- Directions for this task: Collect every line of the records below that contains the word "text".

- Stored data entries:

● ● ● ● ● ● ●

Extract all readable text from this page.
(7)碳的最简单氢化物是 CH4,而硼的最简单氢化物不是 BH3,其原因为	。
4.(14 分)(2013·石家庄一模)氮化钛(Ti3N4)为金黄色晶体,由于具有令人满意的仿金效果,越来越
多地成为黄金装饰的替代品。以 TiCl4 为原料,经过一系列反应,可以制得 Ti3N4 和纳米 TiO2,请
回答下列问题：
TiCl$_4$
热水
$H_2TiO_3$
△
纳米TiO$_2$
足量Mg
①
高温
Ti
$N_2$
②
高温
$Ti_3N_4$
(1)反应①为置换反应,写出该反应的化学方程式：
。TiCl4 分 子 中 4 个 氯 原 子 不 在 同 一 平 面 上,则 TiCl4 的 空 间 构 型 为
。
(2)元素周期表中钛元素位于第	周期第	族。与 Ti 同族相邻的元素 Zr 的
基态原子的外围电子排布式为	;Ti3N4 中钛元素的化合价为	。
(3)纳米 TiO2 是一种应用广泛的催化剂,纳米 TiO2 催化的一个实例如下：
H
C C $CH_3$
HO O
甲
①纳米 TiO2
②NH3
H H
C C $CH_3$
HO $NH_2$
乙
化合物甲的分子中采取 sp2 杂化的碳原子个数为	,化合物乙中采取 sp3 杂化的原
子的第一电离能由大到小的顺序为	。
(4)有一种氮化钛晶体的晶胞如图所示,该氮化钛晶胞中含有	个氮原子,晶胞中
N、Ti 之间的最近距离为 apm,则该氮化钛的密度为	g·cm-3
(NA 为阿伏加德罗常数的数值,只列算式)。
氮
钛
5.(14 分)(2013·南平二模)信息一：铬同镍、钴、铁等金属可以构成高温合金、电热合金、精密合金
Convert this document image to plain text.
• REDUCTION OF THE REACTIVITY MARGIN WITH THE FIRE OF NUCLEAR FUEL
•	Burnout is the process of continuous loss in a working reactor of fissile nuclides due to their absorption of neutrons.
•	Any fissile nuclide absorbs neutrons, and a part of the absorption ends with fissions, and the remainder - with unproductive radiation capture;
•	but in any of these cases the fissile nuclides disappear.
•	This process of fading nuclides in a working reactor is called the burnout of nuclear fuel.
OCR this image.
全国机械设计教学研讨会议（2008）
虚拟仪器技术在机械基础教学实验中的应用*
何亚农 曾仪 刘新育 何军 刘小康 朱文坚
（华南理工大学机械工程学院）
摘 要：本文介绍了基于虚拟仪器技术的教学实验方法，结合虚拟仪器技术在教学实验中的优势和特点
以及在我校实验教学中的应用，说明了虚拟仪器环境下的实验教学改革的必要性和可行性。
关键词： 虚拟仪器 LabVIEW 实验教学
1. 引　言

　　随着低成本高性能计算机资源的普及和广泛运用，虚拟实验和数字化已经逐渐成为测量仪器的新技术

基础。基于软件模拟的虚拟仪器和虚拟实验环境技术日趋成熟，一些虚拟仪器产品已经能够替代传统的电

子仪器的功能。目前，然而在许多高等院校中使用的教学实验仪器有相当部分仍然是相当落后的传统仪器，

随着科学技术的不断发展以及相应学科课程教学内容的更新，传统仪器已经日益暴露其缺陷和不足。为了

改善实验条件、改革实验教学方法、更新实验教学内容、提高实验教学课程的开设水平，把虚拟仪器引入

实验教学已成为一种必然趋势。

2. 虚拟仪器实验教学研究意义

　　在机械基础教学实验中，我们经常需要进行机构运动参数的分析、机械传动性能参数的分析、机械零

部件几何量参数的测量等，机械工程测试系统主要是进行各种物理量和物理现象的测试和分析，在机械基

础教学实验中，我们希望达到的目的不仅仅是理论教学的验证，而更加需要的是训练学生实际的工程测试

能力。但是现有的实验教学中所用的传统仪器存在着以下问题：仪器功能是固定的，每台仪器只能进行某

● ● ● ● ● ● ●

- Written response:
Extract all readable text from this page.
Convert this document image to plain text.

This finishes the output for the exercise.